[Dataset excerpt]
_ _ _
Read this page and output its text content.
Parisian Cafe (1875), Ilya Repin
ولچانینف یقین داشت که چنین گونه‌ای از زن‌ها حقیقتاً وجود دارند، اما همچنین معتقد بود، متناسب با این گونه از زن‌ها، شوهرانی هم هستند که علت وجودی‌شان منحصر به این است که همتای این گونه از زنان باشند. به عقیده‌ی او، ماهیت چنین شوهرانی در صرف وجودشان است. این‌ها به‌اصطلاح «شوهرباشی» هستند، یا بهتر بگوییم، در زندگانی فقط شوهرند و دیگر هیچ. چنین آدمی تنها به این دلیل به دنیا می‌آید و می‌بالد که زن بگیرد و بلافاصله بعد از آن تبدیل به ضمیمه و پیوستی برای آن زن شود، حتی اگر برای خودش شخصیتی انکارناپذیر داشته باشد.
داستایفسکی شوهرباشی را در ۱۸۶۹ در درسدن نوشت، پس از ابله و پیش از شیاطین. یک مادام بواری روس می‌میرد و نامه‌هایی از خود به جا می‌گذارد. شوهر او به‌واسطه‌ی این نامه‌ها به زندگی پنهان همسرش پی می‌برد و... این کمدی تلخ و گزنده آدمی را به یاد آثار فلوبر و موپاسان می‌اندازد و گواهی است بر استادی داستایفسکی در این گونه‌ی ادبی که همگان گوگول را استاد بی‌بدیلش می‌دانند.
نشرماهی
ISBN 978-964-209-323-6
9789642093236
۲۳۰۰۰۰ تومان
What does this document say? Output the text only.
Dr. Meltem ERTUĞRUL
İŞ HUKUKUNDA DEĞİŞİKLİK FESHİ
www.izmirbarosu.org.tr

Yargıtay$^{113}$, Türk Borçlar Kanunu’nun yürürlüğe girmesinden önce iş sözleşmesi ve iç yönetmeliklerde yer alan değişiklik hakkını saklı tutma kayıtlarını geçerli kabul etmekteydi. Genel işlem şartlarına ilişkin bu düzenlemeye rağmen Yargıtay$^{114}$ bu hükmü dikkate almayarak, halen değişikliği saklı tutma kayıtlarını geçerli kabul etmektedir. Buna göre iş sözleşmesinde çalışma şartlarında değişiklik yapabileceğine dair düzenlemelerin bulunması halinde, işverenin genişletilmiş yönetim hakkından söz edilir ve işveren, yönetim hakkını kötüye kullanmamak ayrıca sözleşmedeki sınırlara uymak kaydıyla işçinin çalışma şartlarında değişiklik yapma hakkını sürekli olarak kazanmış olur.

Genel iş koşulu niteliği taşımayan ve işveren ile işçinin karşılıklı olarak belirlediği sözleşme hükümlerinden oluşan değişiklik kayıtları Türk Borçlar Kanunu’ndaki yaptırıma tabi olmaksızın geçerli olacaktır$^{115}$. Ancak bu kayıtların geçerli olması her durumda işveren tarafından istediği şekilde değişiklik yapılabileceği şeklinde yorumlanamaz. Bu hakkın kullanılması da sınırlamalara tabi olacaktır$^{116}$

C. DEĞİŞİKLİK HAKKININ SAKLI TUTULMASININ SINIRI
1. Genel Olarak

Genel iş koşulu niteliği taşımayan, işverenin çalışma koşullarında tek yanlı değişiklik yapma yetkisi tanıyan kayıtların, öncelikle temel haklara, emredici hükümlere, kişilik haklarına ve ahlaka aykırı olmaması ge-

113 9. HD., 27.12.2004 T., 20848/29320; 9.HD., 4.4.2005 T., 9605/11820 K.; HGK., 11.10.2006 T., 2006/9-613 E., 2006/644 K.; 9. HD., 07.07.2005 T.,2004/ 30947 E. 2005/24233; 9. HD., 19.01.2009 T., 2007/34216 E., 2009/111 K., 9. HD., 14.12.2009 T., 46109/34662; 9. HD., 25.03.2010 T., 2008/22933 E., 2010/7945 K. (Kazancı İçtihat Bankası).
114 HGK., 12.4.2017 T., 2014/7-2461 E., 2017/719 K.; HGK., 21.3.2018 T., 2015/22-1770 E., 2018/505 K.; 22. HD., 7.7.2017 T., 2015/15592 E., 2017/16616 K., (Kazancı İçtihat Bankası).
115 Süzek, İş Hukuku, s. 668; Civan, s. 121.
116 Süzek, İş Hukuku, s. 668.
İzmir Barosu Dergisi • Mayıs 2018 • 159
_ _ _
Output the listing above without altering a single character.

Read this page and output its text content.
Parisian Cafe (1875), Ilya Repin
ولچانینف یقین داشت که چنین گونه‌ای از زن‌ها حقیقتاً وجود دارند، اما همچنین معتقد بود، متناسب با این گونه از زن‌ها، شوهرانی هم هستند که علت وجودی‌شان منحصر به این است که همتای این گونه از زنان باشند. به عقیده‌ی او، ماهیت چنین شوهرانی در صرف وجودشان است. این‌ها به‌اصطلاح «شوهرباشی» هستند، یا بهتر بگوییم، در زندگانی فقط شوهرند و دیگر هیچ. چنین آدمی تنها به این دلیل به دنیا می‌آید و می‌بالد که زن بگیرد و بلافاصله بعد از آن تبدیل به ضمیمه و پیوستی برای آن زن شود، حتی اگر برای خودش شخصیتی انکارناپذیر داشته باشد.
داستایفسکی شوهرباشی را در ۱۸۶۹ در درسدن نوشت، پس از ابله و پیش از شیاطین. یک مادام بواری روس می‌میرد و نامه‌هایی از خود به جا می‌گذارد. شوهر او به‌واسطه‌ی این نامه‌ها به زندگی پنهان همسرش پی می‌برد و... این کمدی تلخ و گزنده آدمی را به یاد آثار فلوبر و موپاسان می‌اندازد و گواهی است بر استادی داستایفسکی در این گونه‌ی ادبی که همگان گوگول را استاد بی‌بدیلش می‌دانند.
نشرماهی
ISBN 978-964-209-323-6
9789642093236
۲۳۰۰۰۰ تومان
What does this document say? Output the text only.
Dr. Meltem ERTUĞRUL
İŞ HUKUKUNDA DEĞİŞİKLİK FESHİ
www.izmirbarosu.org.tr

Yargıtay$^{113}$, Türk Borçlar Kanunu’nun yürürlüğe girmesinden önce iş sözleşmesi ve iç yönetmeliklerde yer alan değişiklik hakkını saklı tutma kayıtlarını geçerli kabul etmekteydi. Genel işlem şartlarına ilişkin bu düzenlemeye rağmen Yargıtay$^{114}$ bu hükmü dikkate almayarak, halen değişikliği saklı tutma kayıtlarını geçerli kabul etmektedir. Buna göre iş sözleşmesinde çalışma şartlarında değişiklik yapabileceğine dair düzenlemelerin bulunması halinde, işverenin genişletilmiş yönetim hakkından söz edilir ve işveren, yönetim hakkını kötüye kullanmamak ayrıca sözleşmedeki sınırlara uymak kaydıyla işçinin çalışma şartlarında değişiklik yapma hakkını sürekli olarak kazanmış olur.

Genel iş koşulu niteliği taşımayan ve işveren ile işçinin karşılıklı olarak belirlediği sözleşme hükümlerinden oluşan değişiklik kayıtları Türk Borçlar Kanunu’ndaki yaptırıma tabi olmaksızın geçerli olacaktır$^{115}$. Ancak bu kayıtların geçerli olması her durumda işveren tarafından istediği şekilde değişiklik yapılabileceği şeklinde yorumlanamaz. Bu hakkın kullanılması da sınırlamalara tabi olacaktır$^{116}$

C. DEĞİŞİKLİK HAKKININ SAKLI TUTULMASININ SINIRI
1. Genel Olarak

Genel iş koşulu niteliği taşımayan, işverenin çalışma koşullarında tek yanlı değişiklik yapma yetkisi tanıyan kayıtların, öncelikle temel haklara, emredici hükümlere, kişilik haklarına ve ahlaka aykırı olmaması ge-

113 9. HD., 27.12.2004 T., 20848/29320; 9.HD., 4.4.2005 T., 9605/11820 K.; HGK., 11.10.2006 T., 2006/9-613 E., 2006/644 K.; 9. HD., 07.07.2005 T.,2004/ 30947 E. 2005/24233; 9. HD., 19.01.2009 T., 2007/34216 E., 2009/111 K., 9. HD., 14.12.2009 T., 46109/34662; 9. HD., 25.03.2010 T., 2008/22933 E., 2010/7945 K. (Kazancı İçtihat Bankası).
114 HGK., 12.4.2017 T., 2014/7-2461 E., 2017/719 K.; HGK., 21.3.2018 T., 2015/22-1770 E., 2018/505 K.; 22. HD., 7.7.2017 T., 2015/15592 E., 2017/16616 K., (Kazancı İçtihat Bankası).
115 Süzek, İş Hukuku, s. 668; Civan, s. 121.
116 Süzek, İş Hukuku, s. 668.
İzmir Barosu Dergisi • Mayıs 2018 • 159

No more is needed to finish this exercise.